Recorded data:
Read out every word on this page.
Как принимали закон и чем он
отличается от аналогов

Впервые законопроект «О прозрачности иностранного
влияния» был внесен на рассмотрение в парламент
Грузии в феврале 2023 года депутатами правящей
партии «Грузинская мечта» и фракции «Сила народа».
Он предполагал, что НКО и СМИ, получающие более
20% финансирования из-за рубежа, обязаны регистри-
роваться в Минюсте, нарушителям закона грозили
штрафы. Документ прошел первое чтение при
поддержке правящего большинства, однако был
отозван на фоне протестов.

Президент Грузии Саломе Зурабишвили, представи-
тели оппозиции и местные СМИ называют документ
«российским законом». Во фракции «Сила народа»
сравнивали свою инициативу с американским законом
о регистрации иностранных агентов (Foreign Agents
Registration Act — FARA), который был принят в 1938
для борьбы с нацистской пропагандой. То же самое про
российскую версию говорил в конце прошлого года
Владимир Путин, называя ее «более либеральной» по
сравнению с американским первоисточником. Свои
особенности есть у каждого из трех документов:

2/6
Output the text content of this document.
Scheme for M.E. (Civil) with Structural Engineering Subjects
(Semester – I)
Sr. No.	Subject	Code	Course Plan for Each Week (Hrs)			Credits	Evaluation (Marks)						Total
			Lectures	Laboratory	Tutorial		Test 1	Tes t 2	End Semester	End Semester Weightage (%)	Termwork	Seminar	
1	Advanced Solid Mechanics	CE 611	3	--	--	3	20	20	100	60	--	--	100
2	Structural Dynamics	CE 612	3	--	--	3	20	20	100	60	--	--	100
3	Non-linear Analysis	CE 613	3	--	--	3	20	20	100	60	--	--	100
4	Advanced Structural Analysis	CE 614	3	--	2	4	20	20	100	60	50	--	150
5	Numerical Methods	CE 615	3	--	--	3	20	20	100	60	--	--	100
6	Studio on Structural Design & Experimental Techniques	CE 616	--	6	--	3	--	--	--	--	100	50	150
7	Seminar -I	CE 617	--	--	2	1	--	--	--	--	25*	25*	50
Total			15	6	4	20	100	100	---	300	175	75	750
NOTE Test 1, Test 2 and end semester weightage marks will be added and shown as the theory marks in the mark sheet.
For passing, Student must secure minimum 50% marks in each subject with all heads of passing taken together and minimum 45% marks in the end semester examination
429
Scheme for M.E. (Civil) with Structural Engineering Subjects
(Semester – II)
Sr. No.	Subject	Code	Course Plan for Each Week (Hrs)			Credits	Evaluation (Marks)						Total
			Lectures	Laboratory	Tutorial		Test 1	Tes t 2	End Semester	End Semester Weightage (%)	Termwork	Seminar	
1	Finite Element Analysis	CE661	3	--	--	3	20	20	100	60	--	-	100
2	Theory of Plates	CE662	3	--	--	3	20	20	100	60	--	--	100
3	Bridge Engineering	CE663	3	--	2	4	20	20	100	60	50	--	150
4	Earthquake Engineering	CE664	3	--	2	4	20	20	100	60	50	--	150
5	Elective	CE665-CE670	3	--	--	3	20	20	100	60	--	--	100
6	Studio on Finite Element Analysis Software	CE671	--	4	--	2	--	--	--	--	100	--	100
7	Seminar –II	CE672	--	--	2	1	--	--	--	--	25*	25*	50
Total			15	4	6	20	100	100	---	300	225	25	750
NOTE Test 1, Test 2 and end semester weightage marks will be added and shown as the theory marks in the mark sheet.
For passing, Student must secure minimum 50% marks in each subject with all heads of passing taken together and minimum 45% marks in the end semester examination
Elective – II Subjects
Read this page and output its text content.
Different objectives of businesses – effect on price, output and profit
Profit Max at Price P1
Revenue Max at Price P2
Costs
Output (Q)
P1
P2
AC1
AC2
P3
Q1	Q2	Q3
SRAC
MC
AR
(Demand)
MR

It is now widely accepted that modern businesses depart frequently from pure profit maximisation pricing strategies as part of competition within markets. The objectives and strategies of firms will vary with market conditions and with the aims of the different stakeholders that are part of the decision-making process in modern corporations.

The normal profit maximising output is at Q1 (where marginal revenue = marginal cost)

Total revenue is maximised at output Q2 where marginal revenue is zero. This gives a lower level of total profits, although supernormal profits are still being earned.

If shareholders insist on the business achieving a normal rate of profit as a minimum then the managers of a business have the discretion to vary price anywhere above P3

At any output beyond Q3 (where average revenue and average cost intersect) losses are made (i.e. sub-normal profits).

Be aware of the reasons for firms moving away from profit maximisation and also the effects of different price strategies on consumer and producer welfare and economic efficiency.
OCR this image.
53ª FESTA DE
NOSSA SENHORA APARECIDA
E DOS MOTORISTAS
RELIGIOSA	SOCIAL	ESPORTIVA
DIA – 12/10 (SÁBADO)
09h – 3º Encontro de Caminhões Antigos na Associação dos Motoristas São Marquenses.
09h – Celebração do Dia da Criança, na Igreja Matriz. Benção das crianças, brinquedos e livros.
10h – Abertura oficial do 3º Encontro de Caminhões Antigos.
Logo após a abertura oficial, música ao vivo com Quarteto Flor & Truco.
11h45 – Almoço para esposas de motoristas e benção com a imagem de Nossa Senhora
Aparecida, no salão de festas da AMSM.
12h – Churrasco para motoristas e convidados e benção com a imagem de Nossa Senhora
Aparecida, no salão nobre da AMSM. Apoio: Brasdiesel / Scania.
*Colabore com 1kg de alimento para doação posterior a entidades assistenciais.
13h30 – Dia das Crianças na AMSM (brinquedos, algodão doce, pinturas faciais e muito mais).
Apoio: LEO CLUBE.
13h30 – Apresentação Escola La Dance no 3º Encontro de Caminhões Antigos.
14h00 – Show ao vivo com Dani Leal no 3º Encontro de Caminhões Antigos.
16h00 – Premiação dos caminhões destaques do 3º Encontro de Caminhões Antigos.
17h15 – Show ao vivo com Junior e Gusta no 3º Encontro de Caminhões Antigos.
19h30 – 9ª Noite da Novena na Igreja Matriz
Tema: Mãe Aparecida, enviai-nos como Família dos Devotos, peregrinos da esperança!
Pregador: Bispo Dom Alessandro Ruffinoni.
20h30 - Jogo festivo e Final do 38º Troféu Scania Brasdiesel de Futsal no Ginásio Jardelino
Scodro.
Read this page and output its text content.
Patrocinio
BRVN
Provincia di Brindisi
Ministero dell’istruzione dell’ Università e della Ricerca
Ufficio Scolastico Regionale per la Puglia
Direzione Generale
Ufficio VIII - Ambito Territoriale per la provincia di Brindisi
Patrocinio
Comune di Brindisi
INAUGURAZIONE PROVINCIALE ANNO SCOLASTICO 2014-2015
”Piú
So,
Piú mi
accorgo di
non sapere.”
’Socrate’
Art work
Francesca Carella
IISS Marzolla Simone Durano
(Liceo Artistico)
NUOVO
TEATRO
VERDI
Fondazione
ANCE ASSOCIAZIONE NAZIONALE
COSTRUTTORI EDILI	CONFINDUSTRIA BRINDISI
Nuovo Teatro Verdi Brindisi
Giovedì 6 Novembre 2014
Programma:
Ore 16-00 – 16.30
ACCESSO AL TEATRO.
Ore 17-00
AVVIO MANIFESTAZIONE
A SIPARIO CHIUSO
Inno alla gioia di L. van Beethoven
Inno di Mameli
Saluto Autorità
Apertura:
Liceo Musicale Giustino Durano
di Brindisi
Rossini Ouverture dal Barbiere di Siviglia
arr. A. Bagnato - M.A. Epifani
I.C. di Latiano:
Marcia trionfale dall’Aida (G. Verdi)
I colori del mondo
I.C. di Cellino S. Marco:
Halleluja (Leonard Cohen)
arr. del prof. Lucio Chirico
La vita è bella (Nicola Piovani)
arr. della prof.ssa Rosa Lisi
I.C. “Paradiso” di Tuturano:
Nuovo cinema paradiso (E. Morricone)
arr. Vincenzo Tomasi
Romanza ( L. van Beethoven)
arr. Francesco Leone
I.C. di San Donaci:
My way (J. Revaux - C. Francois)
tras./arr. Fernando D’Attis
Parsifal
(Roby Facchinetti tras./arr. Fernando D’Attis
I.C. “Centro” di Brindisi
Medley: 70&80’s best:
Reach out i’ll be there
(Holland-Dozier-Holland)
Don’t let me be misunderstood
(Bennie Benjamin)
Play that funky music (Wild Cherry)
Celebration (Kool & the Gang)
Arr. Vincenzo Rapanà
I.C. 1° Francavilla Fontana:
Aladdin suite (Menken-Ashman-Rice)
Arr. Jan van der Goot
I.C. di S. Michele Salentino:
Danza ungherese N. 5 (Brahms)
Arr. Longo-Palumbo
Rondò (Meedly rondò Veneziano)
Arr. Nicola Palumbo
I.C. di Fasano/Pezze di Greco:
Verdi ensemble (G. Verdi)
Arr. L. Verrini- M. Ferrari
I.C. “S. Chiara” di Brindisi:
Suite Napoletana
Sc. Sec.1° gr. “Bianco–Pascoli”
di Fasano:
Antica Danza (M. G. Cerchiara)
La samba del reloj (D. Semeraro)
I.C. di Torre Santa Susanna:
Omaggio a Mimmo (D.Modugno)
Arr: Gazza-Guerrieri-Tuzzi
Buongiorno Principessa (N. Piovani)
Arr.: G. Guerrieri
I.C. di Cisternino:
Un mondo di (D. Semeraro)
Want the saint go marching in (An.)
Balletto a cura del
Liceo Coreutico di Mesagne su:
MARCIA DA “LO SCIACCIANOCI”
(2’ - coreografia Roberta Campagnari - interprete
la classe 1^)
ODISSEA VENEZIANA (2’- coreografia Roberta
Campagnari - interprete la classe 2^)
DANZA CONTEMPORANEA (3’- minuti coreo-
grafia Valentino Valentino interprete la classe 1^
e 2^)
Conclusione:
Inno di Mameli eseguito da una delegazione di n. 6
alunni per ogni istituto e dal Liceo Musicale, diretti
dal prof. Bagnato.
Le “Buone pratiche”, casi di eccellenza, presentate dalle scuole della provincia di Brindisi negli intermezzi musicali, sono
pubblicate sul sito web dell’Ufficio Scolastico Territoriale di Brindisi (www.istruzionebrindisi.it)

Your task:
Copy each line of the entries that includes the word "coreografia".

Answer to this task:
(2’ - coreografia Roberta Campagnari - interprete
ODISSEA VENEZIANA (2’- coreografia Roberta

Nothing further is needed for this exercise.